··· Dataset rows
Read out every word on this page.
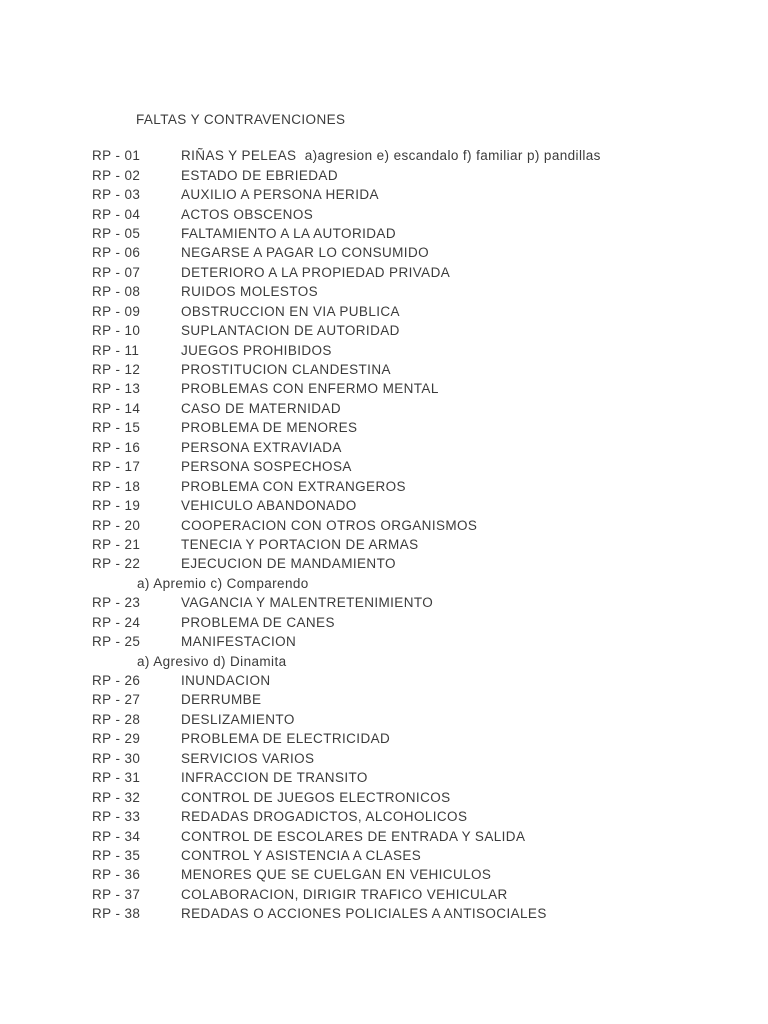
FALTAS Y CONTRAVENCIONES
RP - 01	RIÑAS Y PELEAS  a)agresion e) escandalo f) familiar p) pandillas
RP - 02	ESTADO DE EBRIEDAD
RP - 03	AUXILIO A PERSONA HERIDA
RP - 04	ACTOS OBSCENOS
RP - 05	FALTAMIENTO A LA AUTORIDAD
RP - 06	NEGARSE A PAGAR LO CONSUMIDO
RP - 07	DETERIORO A LA PROPIEDAD PRIVADA
RP - 08	RUIDOS MOLESTOS
RP - 09	OBSTRUCCION EN VIA PUBLICA
RP - 10	SUPLANTACION DE AUTORIDAD
RP - 11	JUEGOS PROHIBIDOS
RP - 12	PROSTITUCION CLANDESTINA
RP - 13	PROBLEMAS CON ENFERMO MENTAL
RP - 14	CASO DE MATERNIDAD
RP - 15	PROBLEMA DE MENORES
RP - 16	PERSONA EXTRAVIADA
RP - 17	PERSONA SOSPECHOSA
RP - 18	PROBLEMA CON EXTRANGEROS
RP - 19	VEHICULO ABANDONADO
RP - 20	COOPERACION CON OTROS ORGANISMOS
RP - 21	TENECIA Y PORTACION DE ARMAS
RP - 22	EJECUCION DE MANDAMIENTO
a) Apremio c) Comparendo
RP - 23	VAGANCIA Y MALENTRETENIMIENTO
RP - 24	PROBLEMA DE CANES
RP - 25	MANIFESTACION
a) Agresivo d) Dinamita
RP - 26	INUNDACION
RP - 27	DERRUMBE
RP - 28	DESLIZAMIENTO
RP - 29	PROBLEMA DE ELECTRICIDAD
RP - 30	SERVICIOS VARIOS
RP - 31	INFRACCION DE TRANSITO
RP - 32	CONTROL DE JUEGOS ELECTRONICOS
RP - 33	REDADAS DROGADICTOS, ALCOHOLICOS
RP - 34	CONTROL DE ESCOLARES DE ENTRADA Y SALIDA
RP - 35	CONTROL Y ASISTENCIA A CLASES
RP - 36	MENORES QUE SE CUELGAN EN VEHICULOS
RP - 37	COLABORACION, DIRIGIR TRAFICO VEHICULAR
RP - 38	REDADAS O ACCIONES POLICIALES A ANTISOCIALES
······
Aim: Make an exact copy of the data above, pictures excluded.

Response to the exercise:
Read out every word on this page.
FALTAS Y CONTRAVENCIONES
RP - 01	RIÑAS Y PELEAS  a)agresion e) escandalo f) familiar p) pandillas
RP - 02	ESTADO DE EBRIEDAD
RP - 03	AUXILIO A PERSONA HERIDA
RP - 04	ACTOS OBSCENOS
RP - 05	FALTAMIENTO A LA AUTORIDAD
RP - 06	NEGARSE A PAGAR LO CONSUMIDO
RP - 07	DETERIORO A LA PROPIEDAD PRIVADA
RP - 08	RUIDOS MOLESTOS
RP - 09	OBSTRUCCION EN VIA PUBLICA
RP - 10	SUPLANTACION DE AUTORIDAD
RP - 11	JUEGOS PROHIBIDOS
RP - 12	PROSTITUCION CLANDESTINA
RP - 13	PROBLEMAS CON ENFERMO MENTAL
RP - 14	CASO DE MATERNIDAD
RP - 15	PROBLEMA DE MENORES
RP - 16	PERSONA EXTRAVIADA
RP - 17	PERSONA SOSPECHOSA
RP - 18	PROBLEMA CON EXTRANGEROS
RP - 19	VEHICULO ABANDONADO
RP - 20	COOPERACION CON OTROS ORGANISMOS
RP - 21	TENECIA Y PORTACION DE ARMAS
RP - 22	EJECUCION DE MANDAMIENTO
a) Apremio c) Comparendo
RP - 23	VAGANCIA Y MALENTRETENIMIENTO
RP - 24	PROBLEMA DE CANES
RP - 25	MANIFESTACION
a) Agresivo d) Dinamita
RP - 26	INUNDACION
RP - 27	DERRUMBE
RP - 28	DESLIZAMIENTO
RP - 29	PROBLEMA DE ELECTRICIDAD
RP - 30	SERVICIOS VARIOS
RP - 31	INFRACCION DE TRANSITO
RP - 32	CONTROL DE JUEGOS ELECTRONICOS
RP - 33	REDADAS DROGADICTOS, ALCOHOLICOS
RP - 34	CONTROL DE ESCOLARES DE ENTRADA Y SALIDA
RP - 35	CONTROL Y ASISTENCIA A CLASES
RP - 36	MENORES QUE SE CUELGAN EN VEHICULOS
RP - 37	COLABORACION, DIRIGIR TRAFICO VEHICULAR
RP - 38	REDADAS O ACCIONES POLICIALES A ANTISOCIALES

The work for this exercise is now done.